■ **Task item**
Print out every line of the material exactly. Include no pictures.

*** Stored data ***

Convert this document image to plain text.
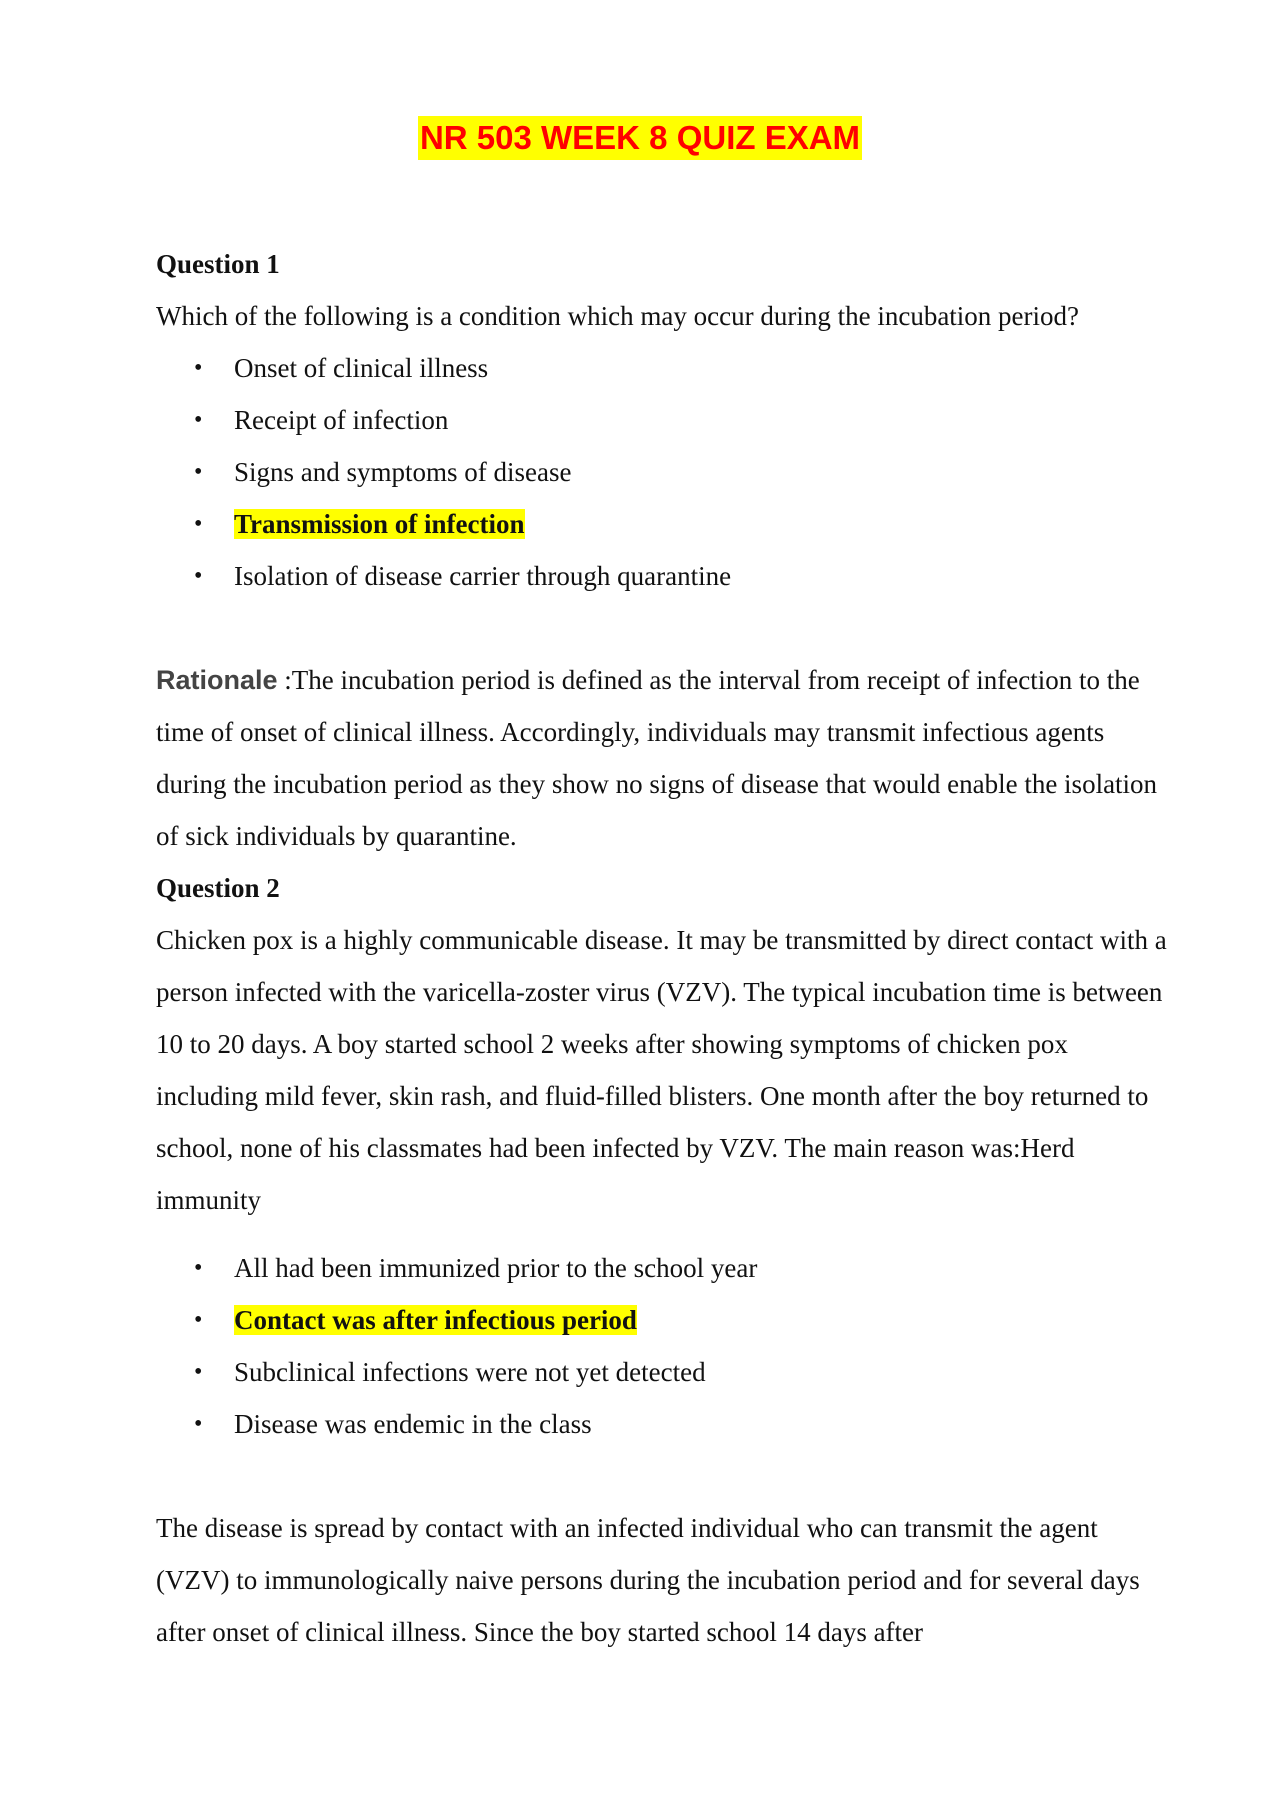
NR 503 WEEK 8 QUIZ EXAM

Question 1

Which of the following is a condition which may occur during the incubation period?

• Onset of clinical illness
• Receipt of infection
• Signs and symptoms of disease
• Transmission of infection
• Isolation of disease carrier through quarantine

Rationale :The incubation period is defined as the interval from receipt of infection to the time of onset of clinical illness. Accordingly, individuals may transmit infectious agents during the incubation period as they show no signs of disease that would enable the isolation of sick individuals by quarantine.

Question 2

Chicken pox is a highly communicable disease. It may be transmitted by direct contact with a person infected with the varicella-zoster virus (VZV). The typical incubation time is between 10 to 20 days. A boy started school 2 weeks after showing symptoms of chicken pox including mild fever, skin rash, and fluid-filled blisters. One month after the boy returned to school, none of his classmates had been infected by VZV. The main reason was:Herd immunity

• All had been immunized prior to the school year
• Contact was after infectious period
• Subclinical infections were not yet detected
• Disease was endemic in the class

The disease is spread by contact with an infected individual who can transmit the agent (VZV) to immunologically naive persons during the incubation period and for several days after onset of clinical illness. Since the boy started school 14 days after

***

■ **Result for this exercise**
Convert this document image to plain text.
NR 503 WEEK 8 QUIZ EXAM

Question 1

Which of the following is a condition which may occur during the incubation period?

• Onset of clinical illness
• Receipt of infection
• Signs and symptoms of disease
• Transmission of infection
• Isolation of disease carrier through quarantine

Rationale :The incubation period is defined as the interval from receipt of infection to the time of onset of clinical illness. Accordingly, individuals may transmit infectious agents during the incubation period as they show no signs of disease that would enable the isolation of sick individuals by quarantine.

Question 2

Chicken pox is a highly communicable disease. It may be transmitted by direct contact with a person infected with the varicella-zoster virus (VZV). The typical incubation time is between 10 to 20 days. A boy started school 2 weeks after showing symptoms of chicken pox including mild fever, skin rash, and fluid-filled blisters. One month after the boy returned to school, none of his classmates had been infected by VZV. The main reason was:Herd immunity

• All had been immunized prior to the school year
• Contact was after infectious period
• Subclinical infections were not yet detected
• Disease was endemic in the class

The disease is spread by contact with an infected individual who can transmit the agent (VZV) to immunologically naive persons during the incubation period and for several days after onset of clinical illness. Since the boy started school 14 days after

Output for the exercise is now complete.